▶ [Task brief]: Search the records below for the word "Citigroup". Pull out each line that has it.

─── Raw records ───

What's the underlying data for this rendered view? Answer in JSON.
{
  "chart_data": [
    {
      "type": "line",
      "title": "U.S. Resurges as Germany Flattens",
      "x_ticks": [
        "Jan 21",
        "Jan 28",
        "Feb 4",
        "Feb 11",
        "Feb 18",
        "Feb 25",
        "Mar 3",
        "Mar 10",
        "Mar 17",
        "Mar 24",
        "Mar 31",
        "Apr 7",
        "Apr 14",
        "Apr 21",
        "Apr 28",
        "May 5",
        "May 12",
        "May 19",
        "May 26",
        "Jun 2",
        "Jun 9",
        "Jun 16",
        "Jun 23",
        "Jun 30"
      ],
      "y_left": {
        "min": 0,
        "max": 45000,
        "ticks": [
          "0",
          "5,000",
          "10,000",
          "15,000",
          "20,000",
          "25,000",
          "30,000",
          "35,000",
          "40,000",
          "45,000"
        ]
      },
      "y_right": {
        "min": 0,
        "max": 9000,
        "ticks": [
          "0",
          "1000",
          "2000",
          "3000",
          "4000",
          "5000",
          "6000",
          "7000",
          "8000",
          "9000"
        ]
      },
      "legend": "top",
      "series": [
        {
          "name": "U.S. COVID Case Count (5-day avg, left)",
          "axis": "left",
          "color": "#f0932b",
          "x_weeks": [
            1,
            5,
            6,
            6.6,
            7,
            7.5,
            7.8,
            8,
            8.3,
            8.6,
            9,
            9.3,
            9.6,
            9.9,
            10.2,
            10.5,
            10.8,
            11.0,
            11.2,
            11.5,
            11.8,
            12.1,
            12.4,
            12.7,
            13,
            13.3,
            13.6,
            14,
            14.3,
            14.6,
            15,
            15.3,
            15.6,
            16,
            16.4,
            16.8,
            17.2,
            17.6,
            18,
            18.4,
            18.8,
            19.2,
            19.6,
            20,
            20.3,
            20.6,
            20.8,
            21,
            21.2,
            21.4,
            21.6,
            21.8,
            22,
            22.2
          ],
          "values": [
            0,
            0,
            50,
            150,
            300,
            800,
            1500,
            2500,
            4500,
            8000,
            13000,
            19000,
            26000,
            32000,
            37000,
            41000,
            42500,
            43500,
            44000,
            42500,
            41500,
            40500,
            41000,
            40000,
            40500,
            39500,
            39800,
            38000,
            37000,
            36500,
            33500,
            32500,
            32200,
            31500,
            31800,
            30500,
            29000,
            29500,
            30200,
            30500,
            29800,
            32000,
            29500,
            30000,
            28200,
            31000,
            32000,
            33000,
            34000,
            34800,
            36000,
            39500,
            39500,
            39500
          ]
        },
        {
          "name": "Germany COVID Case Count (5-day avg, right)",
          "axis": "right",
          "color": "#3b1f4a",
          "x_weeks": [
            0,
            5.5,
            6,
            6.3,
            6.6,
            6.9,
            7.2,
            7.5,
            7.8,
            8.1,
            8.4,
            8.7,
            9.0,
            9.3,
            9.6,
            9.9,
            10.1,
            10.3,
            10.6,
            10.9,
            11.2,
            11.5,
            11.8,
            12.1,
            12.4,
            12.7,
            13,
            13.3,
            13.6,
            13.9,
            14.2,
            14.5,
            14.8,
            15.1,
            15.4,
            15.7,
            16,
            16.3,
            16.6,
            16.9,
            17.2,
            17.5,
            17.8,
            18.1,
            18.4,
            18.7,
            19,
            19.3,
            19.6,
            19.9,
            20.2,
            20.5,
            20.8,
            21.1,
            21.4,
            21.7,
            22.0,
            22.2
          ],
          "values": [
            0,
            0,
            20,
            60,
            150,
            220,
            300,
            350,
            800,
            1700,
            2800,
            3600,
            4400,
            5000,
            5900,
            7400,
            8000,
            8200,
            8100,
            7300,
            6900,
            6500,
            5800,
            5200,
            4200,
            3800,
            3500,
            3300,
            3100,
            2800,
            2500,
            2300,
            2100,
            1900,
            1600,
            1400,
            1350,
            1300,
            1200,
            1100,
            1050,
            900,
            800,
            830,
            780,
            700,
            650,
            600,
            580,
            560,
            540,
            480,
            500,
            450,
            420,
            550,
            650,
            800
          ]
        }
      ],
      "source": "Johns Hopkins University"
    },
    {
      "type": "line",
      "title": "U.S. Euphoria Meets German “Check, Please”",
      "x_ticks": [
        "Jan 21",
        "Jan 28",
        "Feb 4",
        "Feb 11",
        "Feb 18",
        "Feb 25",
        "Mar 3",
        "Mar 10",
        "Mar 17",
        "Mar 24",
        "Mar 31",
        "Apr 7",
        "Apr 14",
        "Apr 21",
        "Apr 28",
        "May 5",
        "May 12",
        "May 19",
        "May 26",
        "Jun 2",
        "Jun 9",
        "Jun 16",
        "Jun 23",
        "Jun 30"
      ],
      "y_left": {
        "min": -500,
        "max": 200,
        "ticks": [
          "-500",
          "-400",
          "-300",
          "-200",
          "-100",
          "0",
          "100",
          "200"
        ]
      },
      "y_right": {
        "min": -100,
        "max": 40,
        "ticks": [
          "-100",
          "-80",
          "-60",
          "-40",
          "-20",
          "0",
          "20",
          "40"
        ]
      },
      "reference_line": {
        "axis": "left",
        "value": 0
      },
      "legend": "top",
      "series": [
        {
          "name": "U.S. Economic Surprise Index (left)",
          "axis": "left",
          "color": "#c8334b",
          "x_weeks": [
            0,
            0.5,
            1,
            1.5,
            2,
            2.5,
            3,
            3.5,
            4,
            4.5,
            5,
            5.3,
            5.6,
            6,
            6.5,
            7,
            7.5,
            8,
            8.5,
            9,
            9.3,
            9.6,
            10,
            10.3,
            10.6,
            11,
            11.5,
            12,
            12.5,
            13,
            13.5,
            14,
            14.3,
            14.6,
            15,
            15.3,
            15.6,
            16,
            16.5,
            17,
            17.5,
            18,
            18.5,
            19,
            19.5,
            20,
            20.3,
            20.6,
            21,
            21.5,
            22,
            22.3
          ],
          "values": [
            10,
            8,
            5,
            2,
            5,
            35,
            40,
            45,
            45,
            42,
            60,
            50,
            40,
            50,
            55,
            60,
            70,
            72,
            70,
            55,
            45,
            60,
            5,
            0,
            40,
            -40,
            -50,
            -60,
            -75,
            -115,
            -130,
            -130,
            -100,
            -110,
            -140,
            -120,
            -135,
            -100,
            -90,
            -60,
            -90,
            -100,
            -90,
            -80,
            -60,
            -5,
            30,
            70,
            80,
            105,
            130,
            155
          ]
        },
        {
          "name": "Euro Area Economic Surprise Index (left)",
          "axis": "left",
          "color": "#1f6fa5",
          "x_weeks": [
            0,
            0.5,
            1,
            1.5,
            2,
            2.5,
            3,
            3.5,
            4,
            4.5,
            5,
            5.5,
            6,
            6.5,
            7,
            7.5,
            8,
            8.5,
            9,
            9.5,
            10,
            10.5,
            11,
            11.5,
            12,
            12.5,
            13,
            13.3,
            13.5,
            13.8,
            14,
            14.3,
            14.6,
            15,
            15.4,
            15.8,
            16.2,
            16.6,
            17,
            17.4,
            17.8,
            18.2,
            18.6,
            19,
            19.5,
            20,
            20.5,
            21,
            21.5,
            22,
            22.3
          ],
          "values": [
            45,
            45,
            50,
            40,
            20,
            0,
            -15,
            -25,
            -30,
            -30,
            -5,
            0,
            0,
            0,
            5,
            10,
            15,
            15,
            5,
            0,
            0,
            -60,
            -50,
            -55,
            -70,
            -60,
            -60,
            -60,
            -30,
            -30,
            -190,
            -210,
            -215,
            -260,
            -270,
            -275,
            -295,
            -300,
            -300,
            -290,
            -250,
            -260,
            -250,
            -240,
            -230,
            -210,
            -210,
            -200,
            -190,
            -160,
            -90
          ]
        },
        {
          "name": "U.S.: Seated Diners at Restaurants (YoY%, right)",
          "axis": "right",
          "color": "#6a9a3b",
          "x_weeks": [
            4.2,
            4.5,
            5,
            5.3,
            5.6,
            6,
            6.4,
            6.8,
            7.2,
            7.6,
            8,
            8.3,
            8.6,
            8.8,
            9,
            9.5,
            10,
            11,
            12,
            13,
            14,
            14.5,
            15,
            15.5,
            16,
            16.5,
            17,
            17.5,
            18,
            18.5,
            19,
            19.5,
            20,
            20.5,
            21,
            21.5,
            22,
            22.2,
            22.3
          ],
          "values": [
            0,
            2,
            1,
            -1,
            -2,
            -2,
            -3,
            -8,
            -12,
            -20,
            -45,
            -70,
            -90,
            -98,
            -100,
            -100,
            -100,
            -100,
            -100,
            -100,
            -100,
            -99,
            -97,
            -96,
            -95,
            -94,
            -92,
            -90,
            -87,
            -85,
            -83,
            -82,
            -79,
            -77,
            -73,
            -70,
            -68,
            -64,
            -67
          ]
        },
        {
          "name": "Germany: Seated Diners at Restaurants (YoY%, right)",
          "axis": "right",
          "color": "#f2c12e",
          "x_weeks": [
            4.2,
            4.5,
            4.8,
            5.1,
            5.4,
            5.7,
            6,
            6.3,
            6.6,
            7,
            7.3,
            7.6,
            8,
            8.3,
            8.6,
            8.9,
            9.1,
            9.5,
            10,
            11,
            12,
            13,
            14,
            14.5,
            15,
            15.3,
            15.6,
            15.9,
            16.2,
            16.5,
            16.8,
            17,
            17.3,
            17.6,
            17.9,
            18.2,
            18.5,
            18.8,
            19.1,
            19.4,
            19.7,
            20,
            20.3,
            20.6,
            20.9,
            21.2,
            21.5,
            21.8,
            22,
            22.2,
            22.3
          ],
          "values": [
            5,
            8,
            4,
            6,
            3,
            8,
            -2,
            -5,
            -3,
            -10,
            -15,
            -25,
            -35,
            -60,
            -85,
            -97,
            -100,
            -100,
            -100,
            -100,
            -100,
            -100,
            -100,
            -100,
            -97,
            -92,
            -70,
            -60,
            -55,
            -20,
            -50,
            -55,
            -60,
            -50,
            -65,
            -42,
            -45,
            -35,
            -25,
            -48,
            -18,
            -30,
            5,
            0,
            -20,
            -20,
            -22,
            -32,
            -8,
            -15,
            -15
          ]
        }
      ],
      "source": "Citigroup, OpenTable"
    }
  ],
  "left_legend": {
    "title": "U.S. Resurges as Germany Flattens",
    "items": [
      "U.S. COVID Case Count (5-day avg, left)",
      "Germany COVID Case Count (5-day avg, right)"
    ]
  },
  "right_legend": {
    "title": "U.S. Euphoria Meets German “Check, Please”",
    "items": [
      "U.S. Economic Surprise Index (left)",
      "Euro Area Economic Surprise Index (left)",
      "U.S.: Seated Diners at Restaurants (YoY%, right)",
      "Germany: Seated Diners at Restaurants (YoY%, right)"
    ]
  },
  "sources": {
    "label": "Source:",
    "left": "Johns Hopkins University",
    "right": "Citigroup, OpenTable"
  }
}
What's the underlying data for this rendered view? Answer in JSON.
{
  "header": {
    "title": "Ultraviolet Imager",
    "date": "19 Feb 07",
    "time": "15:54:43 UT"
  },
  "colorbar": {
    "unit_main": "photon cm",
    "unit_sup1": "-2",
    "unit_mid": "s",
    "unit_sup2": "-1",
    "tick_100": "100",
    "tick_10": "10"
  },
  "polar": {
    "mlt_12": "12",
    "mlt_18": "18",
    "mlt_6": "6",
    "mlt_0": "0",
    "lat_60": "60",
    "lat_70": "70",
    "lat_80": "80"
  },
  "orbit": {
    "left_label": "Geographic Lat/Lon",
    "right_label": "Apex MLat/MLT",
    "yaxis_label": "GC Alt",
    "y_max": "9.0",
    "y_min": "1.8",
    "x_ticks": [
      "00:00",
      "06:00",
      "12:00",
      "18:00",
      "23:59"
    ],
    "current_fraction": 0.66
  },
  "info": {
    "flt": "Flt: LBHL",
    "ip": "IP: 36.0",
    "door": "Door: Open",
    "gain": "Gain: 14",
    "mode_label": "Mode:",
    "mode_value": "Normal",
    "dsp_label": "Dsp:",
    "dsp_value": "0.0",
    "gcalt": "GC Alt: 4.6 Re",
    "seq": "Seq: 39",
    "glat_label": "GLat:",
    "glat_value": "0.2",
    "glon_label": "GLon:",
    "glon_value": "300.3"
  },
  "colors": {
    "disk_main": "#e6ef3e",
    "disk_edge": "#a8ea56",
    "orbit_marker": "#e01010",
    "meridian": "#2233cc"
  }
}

───

▶ [Response]:
      "source": "Citigroup, OpenTable"
    "right": "Citigroup, OpenTable"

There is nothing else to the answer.